--- Start of Raw data ---

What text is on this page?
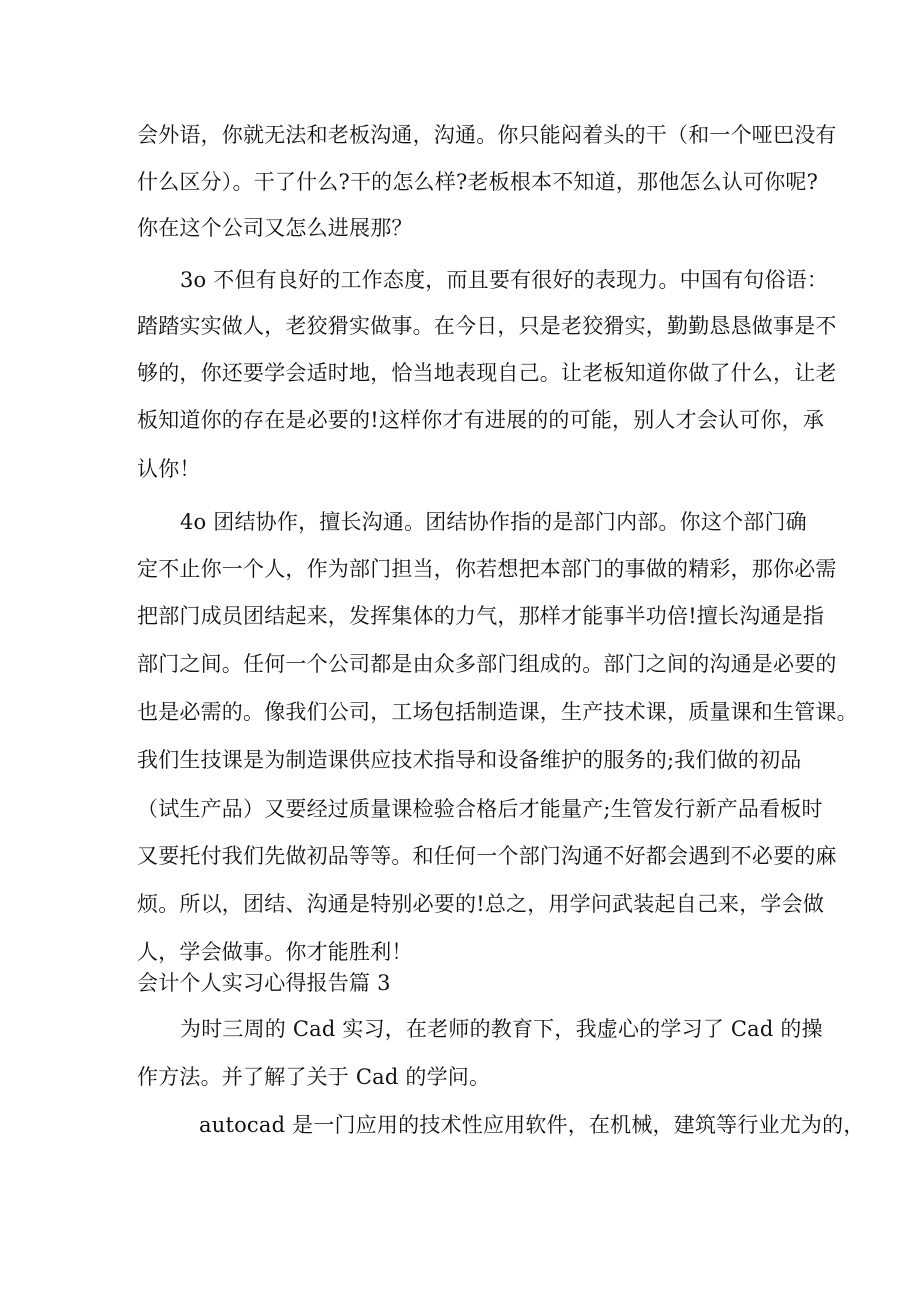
会外语，你就无法和老板沟通，沟通。你只能闷着头的干（和一个哑巴没有
什么区分）。干了什么?干的怎么样?老板根本不知道，那他怎么认可你呢?
你在这个公司又怎么进展那？
3o 不但有良好的工作态度，而且要有很好的表现力。中国有句俗语：
踏踏实实做人，老狡猾实做事。在今日，只是老狡猾实，勤勤恳恳做事是不
够的，你还要学会适时地，恰当地表现自己。让老板知道你做了什么，让老
板知道你的存在是必要的!这样你才有进展的的可能，别人才会认可你，承
认你！
4o 团结协作，擅长沟通。团结协作指的是部门内部。你这个部门确
定不止你一个人，作为部门担当，你若想把本部门的事做的精彩，那你必需
把部门成员团结起来，发挥集体的力气，那样才能事半功倍!擅长沟通是指
部门之间。任何一个公司都是由众多部门组成的。部门之间的沟通是必要的
也是必需的。像我们公司，工场包括制造课，生产技术课，质量课和生管课。
我们生技课是为制造课供应技术指导和设备维护的服务的;我们做的初品
（试生产品）又要经过质量课检验合格后才能量产;生管发行新产品看板时
又要托付我们先做初品等等。和任何一个部门沟通不好都会遇到不必要的麻
烦。所以，团结、沟通是特别必要的!总之，用学问武装起自己来，学会做
人，学会做事。你才能胜利！
会计个人实习心得报告篇 3
为时三周的 Cad 实习，在老师的教育下，我虚心的学习了 Cad 的操
作方法。并了解了关于 Cad 的学问。
autocad 是一门应用的技术性应用软件，在机械，建筑等行业尤为的，
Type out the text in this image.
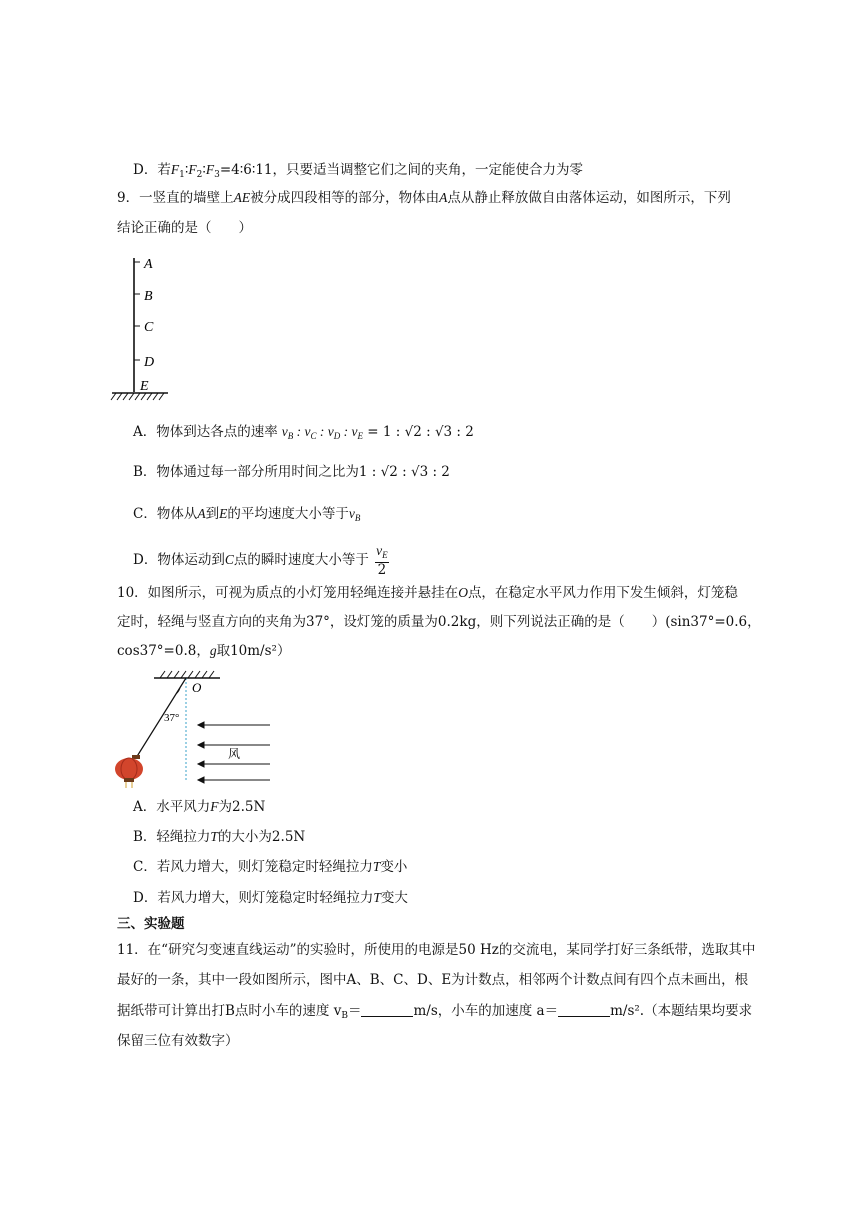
D．若$F_1∶F_2∶F_3=4∶6∶11$，只要适当调整它们之间的夹角，一定能使合力为零
9．一竖直的墙壁上AE被分成四段相等的部分，物体由A点从静止释放做自由落体运动，如图所示，下列
结论正确的是（　　）
A
B
C
D
E
A．物体到达各点的速率 $v_B$ : $v_C$ : $v_D$ : $v_E = 1$ : √2 : √3 : 2
B．物体通过每一部分所用时间之比为1 : √2 : √3 : 2
C．物体从A到E的平均速度大小等于$v_B$
D．物体运动到C点的瞬时速度大小等于 $\frac{v_E}{2}$
10．如图所示，可视为质点的小灯笼用轻绳连接并悬挂在O点，在稳定水平风力作用下发生倾斜，灯笼稳
定时，轻绳与竖直方向的夹角为37°，设灯笼的质量为0.2kg，则下列说法正确的是（　　）(sin37°=0.6，
cos37°=0.8，g取10m/s²）
O
37°
风
A．水平风力F为2.5N
B．轻绳拉力T的大小为2.5N
C．若风力增大，则灯笼稳定时轻绳拉力T变小
D．若风力增大，则灯笼稳定时轻绳拉力T变大
三、实验题
11．在“研究匀变速直线运动”的实验时，所使用的电源是50 Hz的交流电，某同学打好三条纸带，选取其中
最好的一条，其中一段如图所示，图中A、B、C、D、E为计数点，相邻两个计数点间有四个点未画出，根
据纸带可计算出打B点时小车的速度 $v_B=$	m/s，小车的加速度 a＝	m/s².（本题结果均要求
保留三位有效数字）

--- End of Raw data ---

What this task involves
Set out every line from the material that contains the string "若风力增大".

Expected answer
C．若风力增大，则灯笼稳定时轻绳拉力T变小
D．若风力增大，则灯笼稳定时轻绳拉力T变大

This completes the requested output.